-- Aim --
Write out the data below exactly as given, without any of its pictures.

-- Records shown --
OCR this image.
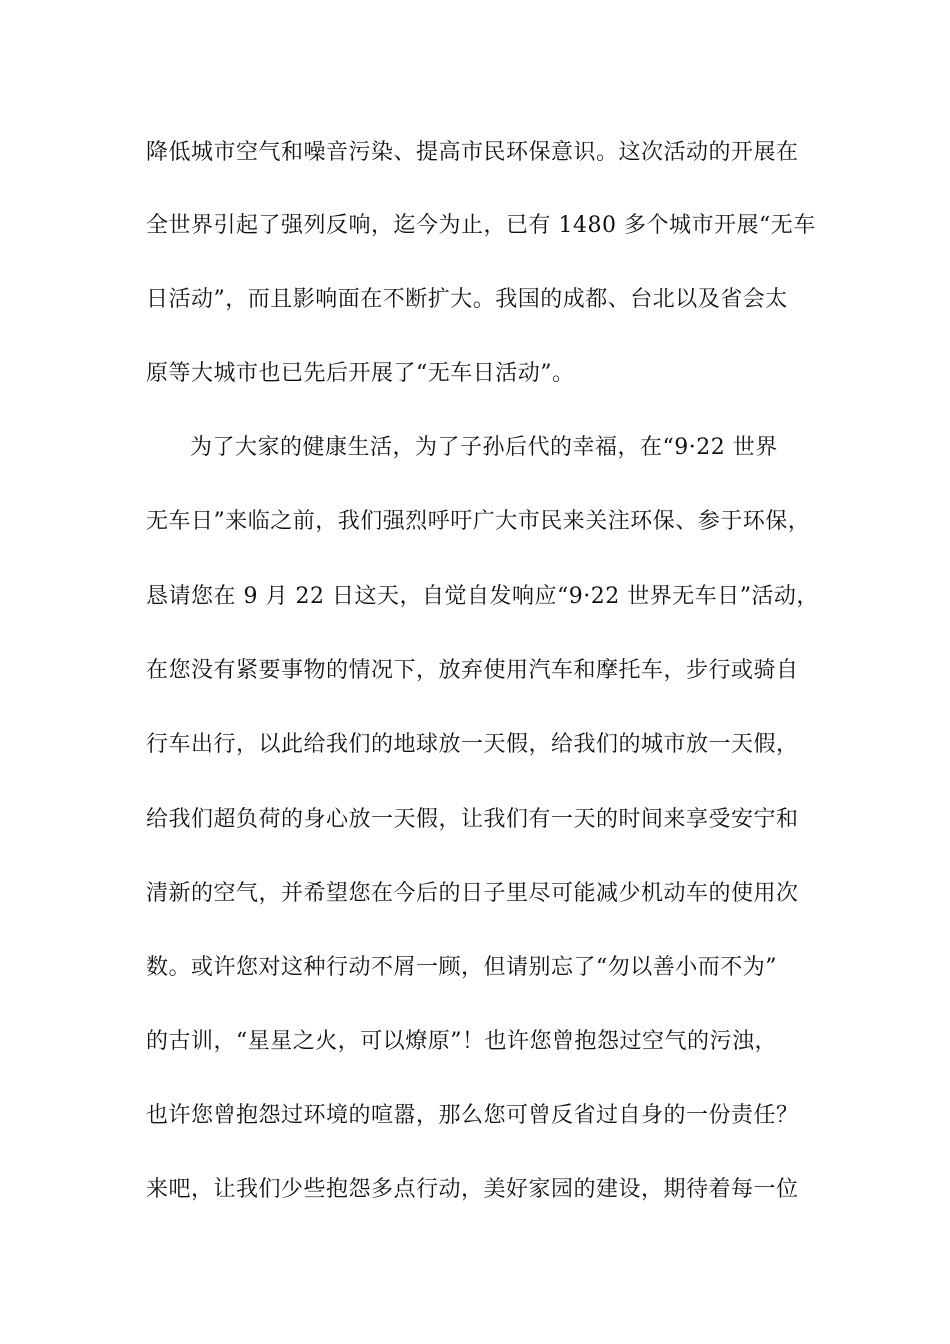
降低城市空气和噪音污染、提高市民环保意识。这次活动的开展在
全世界引起了强列反响，迄今为止，已有 1480 多个城市开展“无车
日活动”，而且影响面在不断扩大。我国的成都、台北以及省会太
原等大城市也已先后开展了“无车日活动”。
为了大家的健康生活，为了子孙后代的幸福，在“9·22 世界
无车日”来临之前，我们强烈呼吁广大市民来关注环保、参于环保，
恳请您在 9 月 22 日这天，自觉自发响应“9·22 世界无车日”活动，
在您没有紧要事物的情况下，放弃使用汽车和摩托车，步行或骑自
行车出行，以此给我们的地球放一天假，给我们的城市放一天假，
给我们超负荷的身心放一天假，让我们有一天的时间来享受安宁和
清新的空气，并希望您在今后的日子里尽可能减少机动车的使用次
数。或许您对这种行动不屑一顾，但请别忘了“勿以善小而不为”
的古训，“星星之火，可以燎原”！也许您曾抱怨过空气的污浊，
也许您曾抱怨过环境的喧嚣，那么您可曾反省过自身的一份责任？
来吧，让我们少些抱怨多点行动，美好家园的建设，期待着每一位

-- Final answer --
OCR this image.
降低城市空气和噪音污染、提高市民环保意识。这次活动的开展在
全世界引起了强列反响，迄今为止，已有 1480 多个城市开展“无车
日活动”，而且影响面在不断扩大。我国的成都、台北以及省会太
原等大城市也已先后开展了“无车日活动”。
为了大家的健康生活，为了子孙后代的幸福，在“9·22 世界
无车日”来临之前，我们强烈呼吁广大市民来关注环保、参于环保，
恳请您在 9 月 22 日这天，自觉自发响应“9·22 世界无车日”活动，
在您没有紧要事物的情况下，放弃使用汽车和摩托车，步行或骑自
行车出行，以此给我们的地球放一天假，给我们的城市放一天假，
给我们超负荷的身心放一天假，让我们有一天的时间来享受安宁和
清新的空气，并希望您在今后的日子里尽可能减少机动车的使用次
数。或许您对这种行动不屑一顾，但请别忘了“勿以善小而不为”
的古训，“星星之火，可以燎原”！也许您曾抱怨过空气的污浊，
也许您曾抱怨过环境的喧嚣，那么您可曾反省过自身的一份责任？
来吧，让我们少些抱怨多点行动，美好家园的建设，期待着每一位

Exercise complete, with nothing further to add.